Some records:
[BEGIN]

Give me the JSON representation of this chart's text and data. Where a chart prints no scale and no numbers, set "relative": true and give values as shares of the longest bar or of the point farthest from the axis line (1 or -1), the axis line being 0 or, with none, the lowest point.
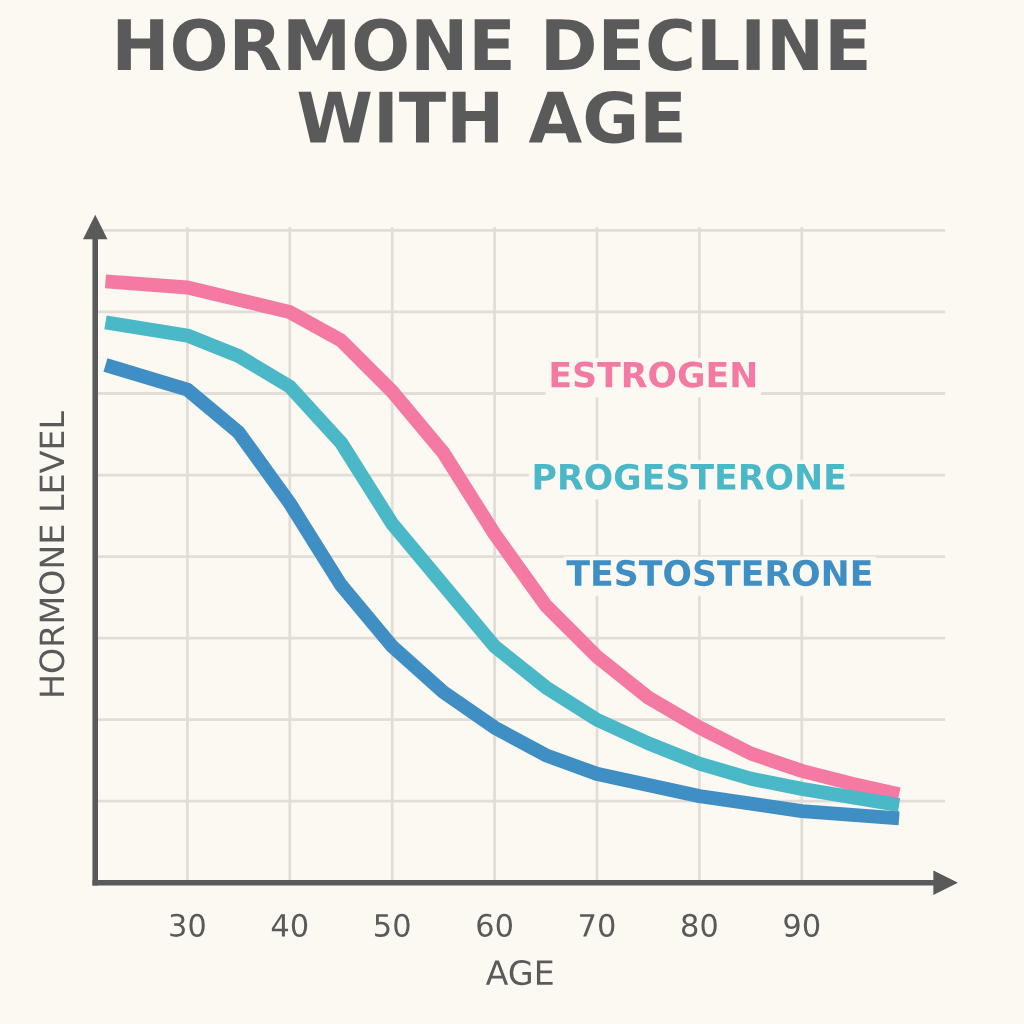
{
  "chart_data": {
    "type": "line",
    "title": "HORMONE DECLINE\nWITH AGE",
    "xlabel": "AGE",
    "ylabel": "HORMONE LEVEL",
    "relative": true,
    "grid": true,
    "legend": false,
    "marker": "none",
    "line_style": "solid",
    "xlim": [
      21,
      104
    ],
    "xticks": [
      30,
      40,
      50,
      60,
      70,
      80,
      90
    ],
    "series": [
      {
        "name": "ESTROGEN",
        "color": "#f47aa3",
        "x": [
          22,
          30,
          40,
          45,
          50,
          55,
          60,
          65,
          70,
          75,
          80,
          85,
          90,
          95,
          99.5
        ],
        "values": [
          1.0,
          0.99,
          0.949,
          0.902,
          0.817,
          0.715,
          0.58,
          0.461,
          0.376,
          0.308,
          0.258,
          0.215,
          0.186,
          0.164,
          0.147
        ]
      },
      {
        "name": "PROGESTERONE",
        "color": "#4bb8c8",
        "x": [
          22,
          30,
          35,
          40,
          45,
          50,
          55,
          60,
          65,
          70,
          75,
          80,
          85,
          90,
          99.5
        ],
        "values": [
          0.932,
          0.91,
          0.876,
          0.825,
          0.732,
          0.597,
          0.495,
          0.393,
          0.325,
          0.271,
          0.232,
          0.198,
          0.173,
          0.156,
          0.129
        ]
      },
      {
        "name": "TESTOSTERONE",
        "color": "#3f8fc4",
        "x": [
          22,
          30,
          35,
          40,
          45,
          50,
          55,
          60,
          65,
          70,
          80,
          90,
          99.5
        ],
        "values": [
          0.861,
          0.82,
          0.749,
          0.631,
          0.495,
          0.393,
          0.317,
          0.258,
          0.212,
          0.181,
          0.144,
          0.119,
          0.107
        ]
      }
    ]
  }
}
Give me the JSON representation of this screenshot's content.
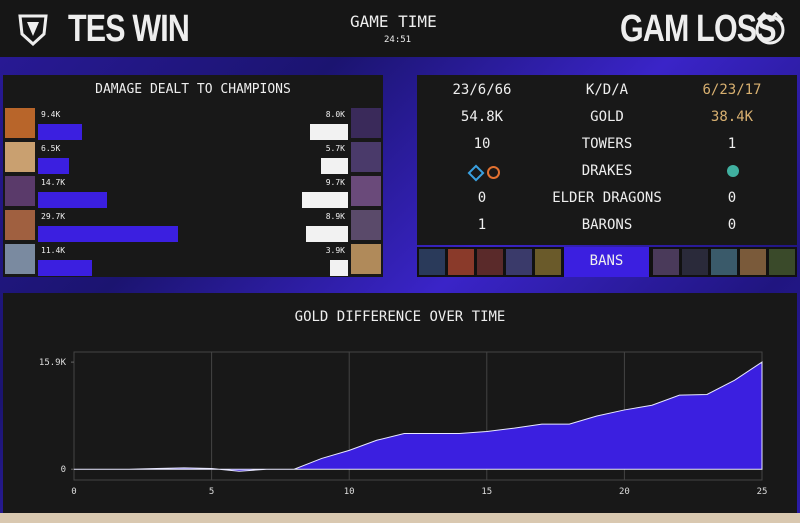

[END]

In the copy, include no pictures; restate the listing above exactly.

Give me the JSON representation of this chart's text and data. Where a chart prints no scale and no numbers, set "relative": true and give values as shares of the longest bar or of the point farthest from the axis line (1 or -1), the axis line being 0 or, with none, the lowest point.
{
  "chart_data": {
    "type": "line",
    "title": "HORMONE DECLINE\nWITH AGE",
    "xlabel": "AGE",
    "ylabel": "HORMONE LEVEL",
    "relative": true,
    "grid": true,
    "legend": false,
    "marker": "none",
    "line_style": "solid",
    "xlim": [
      21,
      104
    ],
    "xticks": [
      30,
      40,
      50,
      60,
      70,
      80,
      90
    ],
    "series": [
      {
        "name": "ESTROGEN",
        "color": "#f47aa3",
        "x": [
          22,
          30,
          40,
          45,
          50,
          55,
          60,
          65,
          70,
          75,
          80,
          85,
          90,
          95,
          99.5
        ],
        "values": [
          1.0,
          0.99,
          0.949,
          0.902,
          0.817,
          0.715,
          0.58,
          0.461,
          0.376,
          0.308,
          0.258,
          0.215,
          0.186,
          0.164,
          0.147
        ]
      },
      {
        "name": "PROGESTERONE",
        "color": "#4bb8c8",
        "x": [
          22,
          30,
          35,
          40,
          45,
          50,
          55,
          60,
          65,
          70,
          75,
          80,
          85,
          90,
          99.5
        ],
        "values": [
          0.932,
          0.91,
          0.876,
          0.825,
          0.732,
          0.597,
          0.495,
          0.393,
          0.325,
          0.271,
          0.232,
          0.198,
          0.173,
          0.156,
          0.129
        ]
      },
      {
        "name": "TESTOSTERONE",
        "color": "#3f8fc4",
        "x": [
          22,
          30,
          35,
          40,
          45,
          50,
          55,
          60,
          65,
          70,
          80,
          90,
          99.5
        ],
        "values": [
          0.861,
          0.82,
          0.749,
          0.631,
          0.495,
          0.393,
          0.317,
          0.258,
          0.212,
          0.181,
          0.144,
          0.119,
          0.107
        ]
      }
    ]
  }
}
Give me the JSON representation of this screenshot's content.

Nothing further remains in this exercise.